Task to complete:
Locate "Enumerate this screenshot's" in the data below, then output the line it is on and all following lines through the last, word for word. Skip any pictures.

-------- Listed records

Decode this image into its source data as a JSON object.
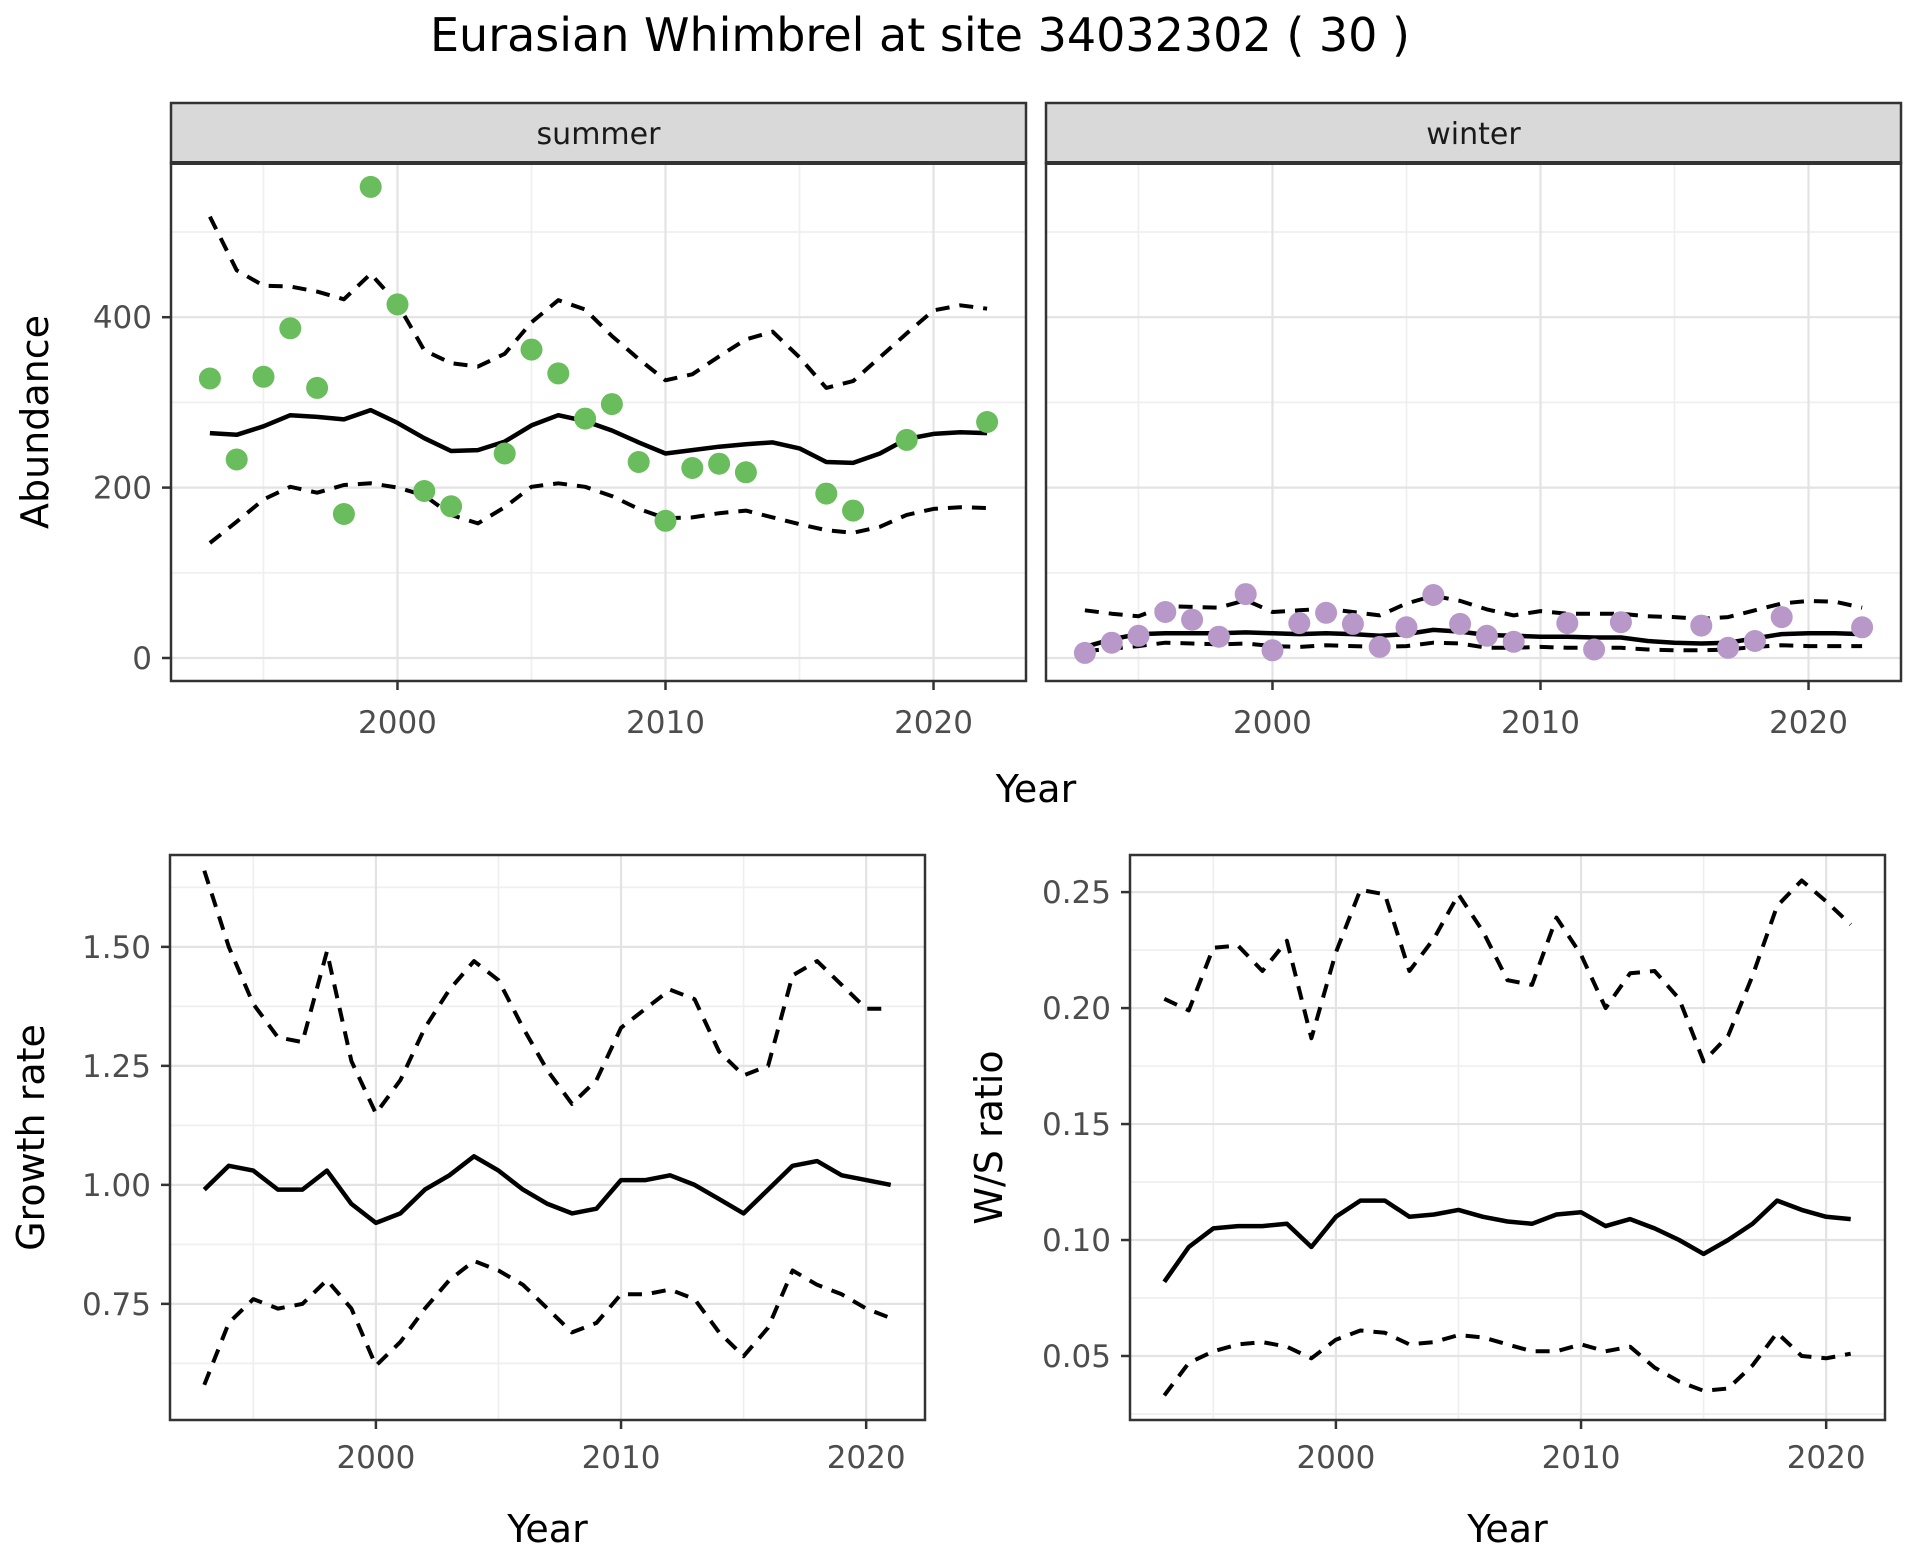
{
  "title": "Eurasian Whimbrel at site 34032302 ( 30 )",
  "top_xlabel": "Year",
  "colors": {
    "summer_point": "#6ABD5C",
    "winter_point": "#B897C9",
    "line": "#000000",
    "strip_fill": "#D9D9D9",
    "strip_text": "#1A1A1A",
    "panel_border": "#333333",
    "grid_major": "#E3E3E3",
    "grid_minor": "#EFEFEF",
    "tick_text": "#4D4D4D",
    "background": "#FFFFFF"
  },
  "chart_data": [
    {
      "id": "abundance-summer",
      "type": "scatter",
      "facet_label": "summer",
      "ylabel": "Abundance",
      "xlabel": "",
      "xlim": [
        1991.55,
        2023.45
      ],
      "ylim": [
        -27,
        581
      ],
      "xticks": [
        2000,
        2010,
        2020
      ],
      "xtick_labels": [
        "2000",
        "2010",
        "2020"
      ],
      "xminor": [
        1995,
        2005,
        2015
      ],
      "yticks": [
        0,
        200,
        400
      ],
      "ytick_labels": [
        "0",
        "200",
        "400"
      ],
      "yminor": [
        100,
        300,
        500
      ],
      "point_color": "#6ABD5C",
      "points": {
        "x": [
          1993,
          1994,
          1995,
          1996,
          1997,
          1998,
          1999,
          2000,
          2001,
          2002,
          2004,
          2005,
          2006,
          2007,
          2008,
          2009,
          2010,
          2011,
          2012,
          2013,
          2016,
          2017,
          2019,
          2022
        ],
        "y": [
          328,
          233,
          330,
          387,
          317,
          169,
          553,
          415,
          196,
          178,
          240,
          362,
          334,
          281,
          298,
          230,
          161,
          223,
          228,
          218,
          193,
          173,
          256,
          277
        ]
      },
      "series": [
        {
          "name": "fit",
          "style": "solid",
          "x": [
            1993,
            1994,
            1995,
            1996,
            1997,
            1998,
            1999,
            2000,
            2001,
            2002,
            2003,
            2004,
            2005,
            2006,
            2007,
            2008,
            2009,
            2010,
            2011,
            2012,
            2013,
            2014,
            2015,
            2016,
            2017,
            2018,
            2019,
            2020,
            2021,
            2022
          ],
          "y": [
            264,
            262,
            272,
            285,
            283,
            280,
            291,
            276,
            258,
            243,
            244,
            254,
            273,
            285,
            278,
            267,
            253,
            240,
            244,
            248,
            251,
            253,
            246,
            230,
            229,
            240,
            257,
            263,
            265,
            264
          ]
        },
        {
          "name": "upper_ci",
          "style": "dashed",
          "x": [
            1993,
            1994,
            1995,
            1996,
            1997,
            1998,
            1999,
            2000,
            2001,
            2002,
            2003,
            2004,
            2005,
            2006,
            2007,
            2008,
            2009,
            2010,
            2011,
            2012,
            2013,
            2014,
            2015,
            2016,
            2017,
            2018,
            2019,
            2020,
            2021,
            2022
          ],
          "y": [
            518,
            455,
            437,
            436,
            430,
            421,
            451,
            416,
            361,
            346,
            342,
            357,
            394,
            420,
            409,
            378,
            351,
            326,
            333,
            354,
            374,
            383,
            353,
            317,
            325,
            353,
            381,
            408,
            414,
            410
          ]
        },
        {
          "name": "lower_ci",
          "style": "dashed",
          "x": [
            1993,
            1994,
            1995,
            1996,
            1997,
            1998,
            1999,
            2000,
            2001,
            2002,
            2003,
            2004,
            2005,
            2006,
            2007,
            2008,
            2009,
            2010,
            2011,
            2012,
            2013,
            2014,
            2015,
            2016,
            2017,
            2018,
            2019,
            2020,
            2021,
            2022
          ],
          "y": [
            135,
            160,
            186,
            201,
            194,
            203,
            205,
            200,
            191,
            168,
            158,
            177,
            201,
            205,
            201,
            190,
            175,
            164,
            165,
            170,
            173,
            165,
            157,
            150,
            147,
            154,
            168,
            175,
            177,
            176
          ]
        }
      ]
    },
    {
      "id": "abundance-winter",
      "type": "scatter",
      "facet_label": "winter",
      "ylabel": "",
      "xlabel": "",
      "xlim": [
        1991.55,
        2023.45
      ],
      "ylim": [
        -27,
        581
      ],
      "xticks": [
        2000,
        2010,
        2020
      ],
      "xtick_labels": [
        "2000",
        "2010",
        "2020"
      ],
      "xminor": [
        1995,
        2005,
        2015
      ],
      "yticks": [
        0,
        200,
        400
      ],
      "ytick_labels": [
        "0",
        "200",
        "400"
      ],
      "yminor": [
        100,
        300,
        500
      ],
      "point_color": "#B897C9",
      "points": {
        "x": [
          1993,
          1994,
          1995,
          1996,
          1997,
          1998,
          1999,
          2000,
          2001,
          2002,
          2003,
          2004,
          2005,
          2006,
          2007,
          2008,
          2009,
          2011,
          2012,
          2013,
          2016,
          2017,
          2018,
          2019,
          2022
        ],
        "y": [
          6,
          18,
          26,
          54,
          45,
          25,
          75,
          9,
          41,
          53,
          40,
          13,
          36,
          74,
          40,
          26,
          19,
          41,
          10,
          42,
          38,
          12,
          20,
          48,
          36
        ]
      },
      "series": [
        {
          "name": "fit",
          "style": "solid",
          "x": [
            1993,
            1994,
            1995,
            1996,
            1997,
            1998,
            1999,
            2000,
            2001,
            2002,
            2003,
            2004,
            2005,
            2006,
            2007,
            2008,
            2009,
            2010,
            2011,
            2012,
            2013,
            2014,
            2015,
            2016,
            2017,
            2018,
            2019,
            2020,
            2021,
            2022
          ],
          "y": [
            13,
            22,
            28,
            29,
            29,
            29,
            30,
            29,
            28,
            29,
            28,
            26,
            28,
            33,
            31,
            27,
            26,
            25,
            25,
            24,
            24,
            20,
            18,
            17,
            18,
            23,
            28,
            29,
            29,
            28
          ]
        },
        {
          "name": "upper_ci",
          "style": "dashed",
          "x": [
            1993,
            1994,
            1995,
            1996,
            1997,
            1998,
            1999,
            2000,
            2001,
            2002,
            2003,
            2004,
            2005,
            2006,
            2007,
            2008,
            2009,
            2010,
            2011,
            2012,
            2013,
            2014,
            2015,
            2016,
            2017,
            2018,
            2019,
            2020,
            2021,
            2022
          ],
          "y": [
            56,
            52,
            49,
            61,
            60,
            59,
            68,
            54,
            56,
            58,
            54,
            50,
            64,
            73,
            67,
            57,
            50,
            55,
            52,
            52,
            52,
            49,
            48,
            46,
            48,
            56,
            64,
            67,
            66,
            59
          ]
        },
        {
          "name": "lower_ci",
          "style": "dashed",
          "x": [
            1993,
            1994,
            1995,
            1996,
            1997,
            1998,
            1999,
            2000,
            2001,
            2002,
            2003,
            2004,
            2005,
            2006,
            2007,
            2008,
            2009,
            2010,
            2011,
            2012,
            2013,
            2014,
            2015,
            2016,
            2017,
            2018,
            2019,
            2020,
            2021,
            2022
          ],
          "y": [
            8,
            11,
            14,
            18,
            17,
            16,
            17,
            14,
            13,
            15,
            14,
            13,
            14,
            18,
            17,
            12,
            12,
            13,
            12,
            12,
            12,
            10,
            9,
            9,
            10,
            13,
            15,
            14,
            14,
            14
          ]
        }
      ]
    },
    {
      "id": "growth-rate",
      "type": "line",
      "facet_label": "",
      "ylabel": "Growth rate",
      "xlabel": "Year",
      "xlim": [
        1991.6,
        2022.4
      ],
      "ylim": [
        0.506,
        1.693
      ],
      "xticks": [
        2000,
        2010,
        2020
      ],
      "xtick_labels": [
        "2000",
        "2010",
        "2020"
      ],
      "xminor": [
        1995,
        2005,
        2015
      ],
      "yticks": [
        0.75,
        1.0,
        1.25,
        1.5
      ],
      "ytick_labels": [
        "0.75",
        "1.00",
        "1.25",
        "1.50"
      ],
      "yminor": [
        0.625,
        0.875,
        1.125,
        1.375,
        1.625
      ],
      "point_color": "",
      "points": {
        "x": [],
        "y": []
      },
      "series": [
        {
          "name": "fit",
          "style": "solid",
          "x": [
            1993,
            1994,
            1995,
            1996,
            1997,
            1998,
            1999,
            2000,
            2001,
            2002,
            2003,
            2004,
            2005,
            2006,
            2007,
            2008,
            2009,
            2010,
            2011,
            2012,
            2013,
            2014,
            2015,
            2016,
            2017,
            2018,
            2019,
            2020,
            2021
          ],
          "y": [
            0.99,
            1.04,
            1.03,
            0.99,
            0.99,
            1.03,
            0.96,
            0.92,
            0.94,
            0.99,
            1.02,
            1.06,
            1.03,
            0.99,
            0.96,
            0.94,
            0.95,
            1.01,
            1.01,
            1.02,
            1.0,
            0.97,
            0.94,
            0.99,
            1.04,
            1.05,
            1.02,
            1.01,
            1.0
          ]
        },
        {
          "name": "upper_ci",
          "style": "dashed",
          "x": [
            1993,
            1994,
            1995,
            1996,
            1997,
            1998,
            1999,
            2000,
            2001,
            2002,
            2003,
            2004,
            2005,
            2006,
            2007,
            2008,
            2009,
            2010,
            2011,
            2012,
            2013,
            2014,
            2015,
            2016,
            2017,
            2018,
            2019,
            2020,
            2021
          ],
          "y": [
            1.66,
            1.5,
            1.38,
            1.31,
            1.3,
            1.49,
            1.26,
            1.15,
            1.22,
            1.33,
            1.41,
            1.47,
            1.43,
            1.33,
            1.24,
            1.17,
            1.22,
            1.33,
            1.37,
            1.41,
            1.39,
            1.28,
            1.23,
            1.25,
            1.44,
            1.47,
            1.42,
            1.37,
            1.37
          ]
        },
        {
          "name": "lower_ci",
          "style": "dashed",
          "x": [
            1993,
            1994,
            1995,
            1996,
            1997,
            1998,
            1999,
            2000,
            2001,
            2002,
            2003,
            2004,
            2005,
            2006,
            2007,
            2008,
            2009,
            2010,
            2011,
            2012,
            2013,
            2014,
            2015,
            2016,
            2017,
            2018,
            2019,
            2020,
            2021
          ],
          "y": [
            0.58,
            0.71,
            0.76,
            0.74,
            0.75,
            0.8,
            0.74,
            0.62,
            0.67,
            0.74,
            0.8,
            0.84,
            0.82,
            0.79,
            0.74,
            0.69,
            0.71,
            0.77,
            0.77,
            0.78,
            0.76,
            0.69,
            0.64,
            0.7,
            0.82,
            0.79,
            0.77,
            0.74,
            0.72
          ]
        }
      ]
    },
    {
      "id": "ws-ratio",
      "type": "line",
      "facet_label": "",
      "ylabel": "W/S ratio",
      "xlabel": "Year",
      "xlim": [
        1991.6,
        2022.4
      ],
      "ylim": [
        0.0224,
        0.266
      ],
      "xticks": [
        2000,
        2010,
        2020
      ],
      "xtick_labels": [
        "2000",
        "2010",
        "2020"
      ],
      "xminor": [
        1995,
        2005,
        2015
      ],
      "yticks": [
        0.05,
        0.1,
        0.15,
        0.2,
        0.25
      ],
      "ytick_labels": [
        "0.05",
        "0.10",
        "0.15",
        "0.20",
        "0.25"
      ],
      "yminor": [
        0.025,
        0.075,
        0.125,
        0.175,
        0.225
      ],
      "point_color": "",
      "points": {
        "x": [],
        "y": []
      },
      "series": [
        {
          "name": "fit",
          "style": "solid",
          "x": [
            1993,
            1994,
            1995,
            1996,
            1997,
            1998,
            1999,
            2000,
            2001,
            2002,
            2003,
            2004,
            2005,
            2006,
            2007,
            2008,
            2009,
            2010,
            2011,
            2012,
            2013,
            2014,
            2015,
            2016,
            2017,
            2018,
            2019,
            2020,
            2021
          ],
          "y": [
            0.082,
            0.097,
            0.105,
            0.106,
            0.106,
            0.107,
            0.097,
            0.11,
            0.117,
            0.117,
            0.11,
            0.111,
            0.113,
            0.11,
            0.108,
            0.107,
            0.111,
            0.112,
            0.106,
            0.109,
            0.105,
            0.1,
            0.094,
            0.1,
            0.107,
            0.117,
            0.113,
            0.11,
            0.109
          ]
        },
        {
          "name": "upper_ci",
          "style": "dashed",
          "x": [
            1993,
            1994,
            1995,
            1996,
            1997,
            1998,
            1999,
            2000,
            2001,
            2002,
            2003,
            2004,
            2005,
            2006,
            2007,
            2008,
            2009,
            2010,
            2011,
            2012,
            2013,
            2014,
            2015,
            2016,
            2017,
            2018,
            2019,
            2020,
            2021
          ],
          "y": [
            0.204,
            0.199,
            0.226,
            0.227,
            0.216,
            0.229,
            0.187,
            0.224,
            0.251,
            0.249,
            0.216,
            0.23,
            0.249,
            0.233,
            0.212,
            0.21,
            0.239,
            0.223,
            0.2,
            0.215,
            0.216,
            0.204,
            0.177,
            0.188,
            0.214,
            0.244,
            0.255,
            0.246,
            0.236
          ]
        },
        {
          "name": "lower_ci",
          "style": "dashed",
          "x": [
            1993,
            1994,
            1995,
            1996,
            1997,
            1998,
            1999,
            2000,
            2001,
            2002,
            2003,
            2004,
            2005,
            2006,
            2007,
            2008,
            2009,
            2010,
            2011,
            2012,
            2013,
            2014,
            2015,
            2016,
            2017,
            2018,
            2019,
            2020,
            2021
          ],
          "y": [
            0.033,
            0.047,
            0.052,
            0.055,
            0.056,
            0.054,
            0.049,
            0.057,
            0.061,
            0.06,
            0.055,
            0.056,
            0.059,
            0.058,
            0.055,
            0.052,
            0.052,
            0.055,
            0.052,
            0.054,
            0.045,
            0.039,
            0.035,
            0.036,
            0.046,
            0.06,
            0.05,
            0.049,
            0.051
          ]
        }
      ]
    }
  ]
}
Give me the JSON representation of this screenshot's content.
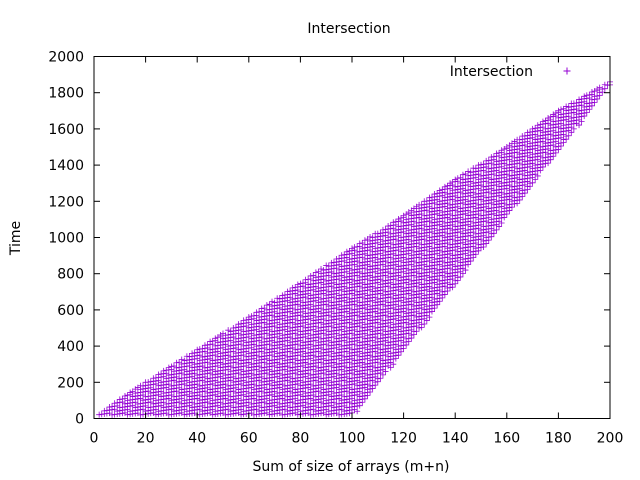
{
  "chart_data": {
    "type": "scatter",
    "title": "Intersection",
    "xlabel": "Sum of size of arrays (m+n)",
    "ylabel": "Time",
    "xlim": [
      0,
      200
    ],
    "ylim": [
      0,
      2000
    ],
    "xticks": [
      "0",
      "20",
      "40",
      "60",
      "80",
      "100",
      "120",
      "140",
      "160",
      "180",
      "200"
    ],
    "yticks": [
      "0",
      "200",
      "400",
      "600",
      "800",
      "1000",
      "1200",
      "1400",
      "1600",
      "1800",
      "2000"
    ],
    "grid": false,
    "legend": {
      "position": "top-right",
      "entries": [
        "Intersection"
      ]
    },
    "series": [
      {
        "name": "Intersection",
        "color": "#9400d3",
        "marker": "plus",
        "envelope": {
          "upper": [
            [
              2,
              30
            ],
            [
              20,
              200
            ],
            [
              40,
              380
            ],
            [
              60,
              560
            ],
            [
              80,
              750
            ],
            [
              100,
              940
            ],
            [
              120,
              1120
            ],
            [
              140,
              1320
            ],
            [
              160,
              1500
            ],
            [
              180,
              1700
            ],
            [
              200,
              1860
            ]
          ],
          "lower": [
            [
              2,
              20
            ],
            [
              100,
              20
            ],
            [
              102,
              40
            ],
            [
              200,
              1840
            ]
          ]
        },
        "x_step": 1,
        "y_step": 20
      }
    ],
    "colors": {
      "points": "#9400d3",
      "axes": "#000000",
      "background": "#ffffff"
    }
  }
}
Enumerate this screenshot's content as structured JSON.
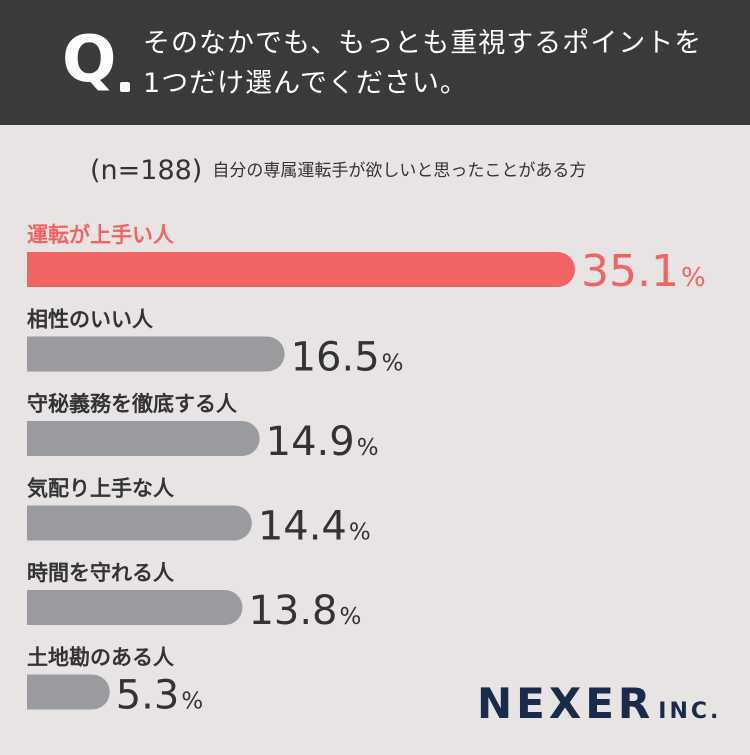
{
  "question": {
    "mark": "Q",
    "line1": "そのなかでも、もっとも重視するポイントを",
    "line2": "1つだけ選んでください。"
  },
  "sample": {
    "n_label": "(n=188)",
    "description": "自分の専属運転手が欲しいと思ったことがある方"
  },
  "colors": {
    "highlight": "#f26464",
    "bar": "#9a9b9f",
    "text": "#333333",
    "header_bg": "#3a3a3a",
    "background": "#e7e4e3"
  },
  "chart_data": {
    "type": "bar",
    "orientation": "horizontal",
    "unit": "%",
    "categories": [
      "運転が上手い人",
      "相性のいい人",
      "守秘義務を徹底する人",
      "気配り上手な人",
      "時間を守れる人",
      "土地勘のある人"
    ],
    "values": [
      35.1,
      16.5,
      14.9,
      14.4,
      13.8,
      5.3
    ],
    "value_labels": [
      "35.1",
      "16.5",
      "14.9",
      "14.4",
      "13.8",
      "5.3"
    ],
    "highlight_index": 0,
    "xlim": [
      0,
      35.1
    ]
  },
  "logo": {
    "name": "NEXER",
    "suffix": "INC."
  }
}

----------------

Solution below:
Enumerate this screenshot's content as structured JSON.
{
  "question": {
    "mark": "Q",
    "line1": "そのなかでも、もっとも重視するポイントを",
    "line2": "1つだけ選んでください。"
  },
  "sample": {
    "n_label": "(n=188)",
    "description": "自分の専属運転手が欲しいと思ったことがある方"
  },
  "colors": {
    "highlight": "#f26464",
    "bar": "#9a9b9f",
    "text": "#333333",
    "header_bg": "#3a3a3a",
    "background": "#e7e4e3"
  },
  "chart_data": {
    "type": "bar",
    "orientation": "horizontal",
    "unit": "%",
    "categories": [
      "運転が上手い人",
      "相性のいい人",
      "守秘義務を徹底する人",
      "気配り上手な人",
      "時間を守れる人",
      "土地勘のある人"
    ],
    "values": [
      35.1,
      16.5,
      14.9,
      14.4,
      13.8,
      5.3
    ],
    "value_labels": [
      "35.1",
      "16.5",
      "14.9",
      "14.4",
      "13.8",
      "5.3"
    ],
    "highlight_index": 0,
    "xlim": [
      0,
      35.1
    ]
  },
  "logo": {
    "name": "NEXER",
    "suffix": "INC."
  }
}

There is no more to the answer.